§ **Task prompt**
Go through the material below and copy each line where the word "java" appears.

----- Listed entries -----

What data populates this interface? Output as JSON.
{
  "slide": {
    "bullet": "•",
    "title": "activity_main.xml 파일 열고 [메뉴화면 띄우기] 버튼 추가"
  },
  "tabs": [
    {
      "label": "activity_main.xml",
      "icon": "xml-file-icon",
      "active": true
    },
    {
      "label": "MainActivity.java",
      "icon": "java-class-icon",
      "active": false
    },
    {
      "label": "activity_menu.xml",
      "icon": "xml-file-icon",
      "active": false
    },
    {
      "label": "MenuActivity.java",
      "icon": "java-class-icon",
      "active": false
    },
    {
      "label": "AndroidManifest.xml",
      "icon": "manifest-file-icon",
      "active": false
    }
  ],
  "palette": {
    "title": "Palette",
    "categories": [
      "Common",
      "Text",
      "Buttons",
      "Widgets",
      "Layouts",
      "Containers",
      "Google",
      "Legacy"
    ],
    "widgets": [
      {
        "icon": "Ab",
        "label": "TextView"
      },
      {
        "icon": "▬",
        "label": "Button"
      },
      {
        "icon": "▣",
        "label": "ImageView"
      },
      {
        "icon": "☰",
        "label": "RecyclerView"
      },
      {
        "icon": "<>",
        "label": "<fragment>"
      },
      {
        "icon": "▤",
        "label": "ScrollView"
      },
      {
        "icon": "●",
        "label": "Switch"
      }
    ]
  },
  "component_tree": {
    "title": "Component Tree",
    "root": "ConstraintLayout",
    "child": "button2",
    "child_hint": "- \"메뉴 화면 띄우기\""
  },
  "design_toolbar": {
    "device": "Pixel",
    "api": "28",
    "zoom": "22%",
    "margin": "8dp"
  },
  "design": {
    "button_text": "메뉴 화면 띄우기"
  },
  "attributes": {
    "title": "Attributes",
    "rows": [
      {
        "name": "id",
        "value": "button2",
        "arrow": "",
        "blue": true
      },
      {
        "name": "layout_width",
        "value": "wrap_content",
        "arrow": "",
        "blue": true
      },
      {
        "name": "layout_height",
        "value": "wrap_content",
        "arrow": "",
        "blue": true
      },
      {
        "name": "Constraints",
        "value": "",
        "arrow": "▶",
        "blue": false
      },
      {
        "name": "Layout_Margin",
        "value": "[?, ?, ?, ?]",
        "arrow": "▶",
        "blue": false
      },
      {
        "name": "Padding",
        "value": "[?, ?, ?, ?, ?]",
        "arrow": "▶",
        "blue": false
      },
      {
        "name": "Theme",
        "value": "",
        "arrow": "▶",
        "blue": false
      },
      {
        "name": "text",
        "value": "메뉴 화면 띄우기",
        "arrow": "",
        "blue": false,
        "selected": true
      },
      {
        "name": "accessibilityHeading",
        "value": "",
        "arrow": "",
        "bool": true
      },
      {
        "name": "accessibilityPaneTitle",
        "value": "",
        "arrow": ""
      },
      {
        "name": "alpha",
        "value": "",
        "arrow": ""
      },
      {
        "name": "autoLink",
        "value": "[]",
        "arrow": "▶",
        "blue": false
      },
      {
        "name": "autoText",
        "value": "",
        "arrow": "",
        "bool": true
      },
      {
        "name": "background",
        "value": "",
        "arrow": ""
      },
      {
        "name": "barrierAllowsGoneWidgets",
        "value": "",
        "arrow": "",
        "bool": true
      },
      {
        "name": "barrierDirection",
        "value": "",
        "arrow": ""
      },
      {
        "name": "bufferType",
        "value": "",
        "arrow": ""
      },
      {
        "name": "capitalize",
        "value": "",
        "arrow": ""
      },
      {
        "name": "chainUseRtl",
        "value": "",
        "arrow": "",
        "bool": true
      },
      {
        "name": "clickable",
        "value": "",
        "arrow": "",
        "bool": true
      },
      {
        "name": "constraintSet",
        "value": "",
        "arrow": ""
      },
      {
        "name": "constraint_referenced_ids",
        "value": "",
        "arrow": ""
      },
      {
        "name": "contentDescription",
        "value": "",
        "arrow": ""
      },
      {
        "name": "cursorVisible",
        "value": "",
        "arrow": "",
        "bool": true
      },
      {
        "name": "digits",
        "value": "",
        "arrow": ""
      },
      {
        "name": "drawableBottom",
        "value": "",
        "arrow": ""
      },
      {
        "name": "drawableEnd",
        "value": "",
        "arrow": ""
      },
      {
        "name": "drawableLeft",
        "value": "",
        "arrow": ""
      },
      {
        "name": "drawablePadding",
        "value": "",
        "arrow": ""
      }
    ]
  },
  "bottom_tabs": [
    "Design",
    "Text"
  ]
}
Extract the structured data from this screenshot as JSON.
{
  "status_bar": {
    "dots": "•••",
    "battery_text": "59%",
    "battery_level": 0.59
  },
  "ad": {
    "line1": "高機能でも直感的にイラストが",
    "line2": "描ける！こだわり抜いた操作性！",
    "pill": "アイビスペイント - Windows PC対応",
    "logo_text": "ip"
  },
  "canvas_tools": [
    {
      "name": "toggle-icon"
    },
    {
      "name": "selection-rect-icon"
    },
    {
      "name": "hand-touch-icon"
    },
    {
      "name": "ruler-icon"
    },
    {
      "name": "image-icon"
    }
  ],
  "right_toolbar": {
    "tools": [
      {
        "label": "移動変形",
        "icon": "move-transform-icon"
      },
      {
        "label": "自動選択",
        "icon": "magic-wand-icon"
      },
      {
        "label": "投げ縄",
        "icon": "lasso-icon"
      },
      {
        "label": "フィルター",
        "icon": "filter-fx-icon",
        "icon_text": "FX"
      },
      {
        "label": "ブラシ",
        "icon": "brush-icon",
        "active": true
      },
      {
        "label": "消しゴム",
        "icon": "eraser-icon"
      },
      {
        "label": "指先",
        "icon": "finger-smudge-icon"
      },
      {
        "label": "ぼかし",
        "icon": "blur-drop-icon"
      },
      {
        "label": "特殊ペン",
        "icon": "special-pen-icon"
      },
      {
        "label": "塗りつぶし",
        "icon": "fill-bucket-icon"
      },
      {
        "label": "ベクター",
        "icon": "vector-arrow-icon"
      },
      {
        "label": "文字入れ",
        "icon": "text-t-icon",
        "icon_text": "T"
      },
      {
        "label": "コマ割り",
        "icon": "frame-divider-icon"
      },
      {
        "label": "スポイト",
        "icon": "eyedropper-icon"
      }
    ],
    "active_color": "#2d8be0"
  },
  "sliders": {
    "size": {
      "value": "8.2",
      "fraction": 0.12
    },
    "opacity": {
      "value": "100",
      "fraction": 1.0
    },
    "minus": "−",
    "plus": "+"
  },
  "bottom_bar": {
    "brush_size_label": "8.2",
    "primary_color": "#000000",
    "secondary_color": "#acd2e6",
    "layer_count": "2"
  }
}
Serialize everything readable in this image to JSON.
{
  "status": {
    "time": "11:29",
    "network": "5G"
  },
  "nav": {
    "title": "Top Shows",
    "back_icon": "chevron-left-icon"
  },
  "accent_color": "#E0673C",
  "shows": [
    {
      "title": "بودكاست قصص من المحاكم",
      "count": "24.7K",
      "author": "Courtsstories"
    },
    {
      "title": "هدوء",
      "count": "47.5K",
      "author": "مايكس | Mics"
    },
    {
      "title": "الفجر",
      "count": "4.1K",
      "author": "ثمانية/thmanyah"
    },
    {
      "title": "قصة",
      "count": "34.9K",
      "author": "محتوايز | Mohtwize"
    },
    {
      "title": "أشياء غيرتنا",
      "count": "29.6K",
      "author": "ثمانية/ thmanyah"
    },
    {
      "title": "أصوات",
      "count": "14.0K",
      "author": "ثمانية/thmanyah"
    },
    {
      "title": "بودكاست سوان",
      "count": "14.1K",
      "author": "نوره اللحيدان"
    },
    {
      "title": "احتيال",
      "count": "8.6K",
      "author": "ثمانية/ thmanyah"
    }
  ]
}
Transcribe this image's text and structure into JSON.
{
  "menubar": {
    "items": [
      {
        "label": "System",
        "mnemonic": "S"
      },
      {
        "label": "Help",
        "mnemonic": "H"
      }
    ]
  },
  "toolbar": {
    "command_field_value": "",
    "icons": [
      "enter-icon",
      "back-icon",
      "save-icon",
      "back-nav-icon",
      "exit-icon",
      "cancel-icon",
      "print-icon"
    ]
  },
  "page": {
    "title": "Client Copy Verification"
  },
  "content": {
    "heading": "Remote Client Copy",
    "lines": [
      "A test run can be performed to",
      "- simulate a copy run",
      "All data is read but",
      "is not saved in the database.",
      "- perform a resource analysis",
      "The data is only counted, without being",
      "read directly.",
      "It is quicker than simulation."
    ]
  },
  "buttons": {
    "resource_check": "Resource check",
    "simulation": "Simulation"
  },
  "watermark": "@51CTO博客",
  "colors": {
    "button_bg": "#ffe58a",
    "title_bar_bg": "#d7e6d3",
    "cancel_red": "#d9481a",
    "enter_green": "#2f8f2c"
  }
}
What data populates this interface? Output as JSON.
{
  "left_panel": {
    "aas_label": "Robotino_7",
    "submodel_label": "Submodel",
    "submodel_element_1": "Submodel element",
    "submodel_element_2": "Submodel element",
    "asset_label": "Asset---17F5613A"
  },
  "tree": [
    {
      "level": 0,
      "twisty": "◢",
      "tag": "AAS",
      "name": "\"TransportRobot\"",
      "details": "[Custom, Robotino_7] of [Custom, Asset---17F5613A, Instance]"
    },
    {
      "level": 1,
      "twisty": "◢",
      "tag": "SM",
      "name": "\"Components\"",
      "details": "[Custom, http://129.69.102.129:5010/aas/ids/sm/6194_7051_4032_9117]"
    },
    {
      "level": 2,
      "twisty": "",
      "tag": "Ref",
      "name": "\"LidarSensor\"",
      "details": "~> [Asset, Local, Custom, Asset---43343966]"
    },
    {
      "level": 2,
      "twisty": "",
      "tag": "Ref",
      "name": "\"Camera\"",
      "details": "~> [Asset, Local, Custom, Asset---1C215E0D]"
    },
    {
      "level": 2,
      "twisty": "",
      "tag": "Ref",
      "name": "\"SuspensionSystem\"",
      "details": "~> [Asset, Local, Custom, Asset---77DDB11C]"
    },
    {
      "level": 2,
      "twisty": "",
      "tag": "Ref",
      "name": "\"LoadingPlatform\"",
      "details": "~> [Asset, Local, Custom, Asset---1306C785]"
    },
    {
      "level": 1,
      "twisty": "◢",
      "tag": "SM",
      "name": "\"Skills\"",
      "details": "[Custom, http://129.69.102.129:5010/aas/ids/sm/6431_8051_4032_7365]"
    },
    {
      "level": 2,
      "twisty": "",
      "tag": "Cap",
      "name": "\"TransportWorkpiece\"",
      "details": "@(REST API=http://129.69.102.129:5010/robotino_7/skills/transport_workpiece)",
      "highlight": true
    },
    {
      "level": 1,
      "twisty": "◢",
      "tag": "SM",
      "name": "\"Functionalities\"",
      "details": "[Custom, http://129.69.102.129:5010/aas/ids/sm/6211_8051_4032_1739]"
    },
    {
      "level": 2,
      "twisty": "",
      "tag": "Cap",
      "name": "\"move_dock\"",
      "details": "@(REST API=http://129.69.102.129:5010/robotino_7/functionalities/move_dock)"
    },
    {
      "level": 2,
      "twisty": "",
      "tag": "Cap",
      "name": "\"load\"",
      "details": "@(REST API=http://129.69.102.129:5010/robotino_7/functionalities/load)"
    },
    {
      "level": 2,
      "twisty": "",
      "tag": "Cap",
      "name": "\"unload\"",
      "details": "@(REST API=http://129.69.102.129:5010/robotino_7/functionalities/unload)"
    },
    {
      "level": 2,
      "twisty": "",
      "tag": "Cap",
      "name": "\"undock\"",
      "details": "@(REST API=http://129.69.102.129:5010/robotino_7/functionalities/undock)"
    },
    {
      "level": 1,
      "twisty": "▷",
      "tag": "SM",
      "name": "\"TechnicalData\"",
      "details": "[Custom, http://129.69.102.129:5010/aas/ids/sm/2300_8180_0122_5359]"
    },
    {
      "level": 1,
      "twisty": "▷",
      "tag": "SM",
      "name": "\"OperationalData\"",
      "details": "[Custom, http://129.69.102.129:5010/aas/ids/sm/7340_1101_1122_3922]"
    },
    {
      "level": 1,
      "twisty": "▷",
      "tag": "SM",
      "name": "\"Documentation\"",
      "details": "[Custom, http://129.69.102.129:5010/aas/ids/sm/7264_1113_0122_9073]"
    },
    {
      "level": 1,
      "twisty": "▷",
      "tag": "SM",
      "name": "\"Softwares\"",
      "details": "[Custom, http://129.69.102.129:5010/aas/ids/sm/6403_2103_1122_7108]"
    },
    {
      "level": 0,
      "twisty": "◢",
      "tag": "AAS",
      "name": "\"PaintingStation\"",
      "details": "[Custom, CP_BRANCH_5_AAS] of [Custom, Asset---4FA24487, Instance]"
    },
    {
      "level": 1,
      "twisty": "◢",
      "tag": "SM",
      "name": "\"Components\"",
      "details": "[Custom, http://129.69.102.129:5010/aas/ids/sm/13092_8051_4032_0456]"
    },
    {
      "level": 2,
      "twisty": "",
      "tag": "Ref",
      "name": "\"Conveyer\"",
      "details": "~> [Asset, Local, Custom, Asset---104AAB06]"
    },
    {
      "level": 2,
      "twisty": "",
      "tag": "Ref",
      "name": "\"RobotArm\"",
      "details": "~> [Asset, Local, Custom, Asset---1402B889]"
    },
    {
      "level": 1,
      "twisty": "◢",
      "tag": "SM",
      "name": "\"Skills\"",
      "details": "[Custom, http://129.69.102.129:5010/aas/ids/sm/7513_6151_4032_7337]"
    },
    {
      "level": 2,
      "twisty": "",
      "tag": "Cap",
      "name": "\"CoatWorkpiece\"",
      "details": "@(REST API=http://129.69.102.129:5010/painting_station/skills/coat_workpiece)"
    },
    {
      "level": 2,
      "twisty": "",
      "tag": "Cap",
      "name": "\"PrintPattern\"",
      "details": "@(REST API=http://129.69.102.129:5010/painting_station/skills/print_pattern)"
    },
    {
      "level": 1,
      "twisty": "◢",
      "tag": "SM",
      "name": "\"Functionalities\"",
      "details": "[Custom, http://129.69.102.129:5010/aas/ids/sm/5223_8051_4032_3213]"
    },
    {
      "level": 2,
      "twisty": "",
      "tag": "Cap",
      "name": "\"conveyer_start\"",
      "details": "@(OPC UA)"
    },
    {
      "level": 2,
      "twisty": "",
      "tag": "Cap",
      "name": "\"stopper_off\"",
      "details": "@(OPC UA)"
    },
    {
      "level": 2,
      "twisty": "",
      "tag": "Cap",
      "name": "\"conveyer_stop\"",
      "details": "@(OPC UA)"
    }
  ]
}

-----

§ **Exercise result**
      "label": "MainActivity.java",
      "icon": "java-class-icon",
      "label": "MenuActivity.java",
      "icon": "java-class-icon",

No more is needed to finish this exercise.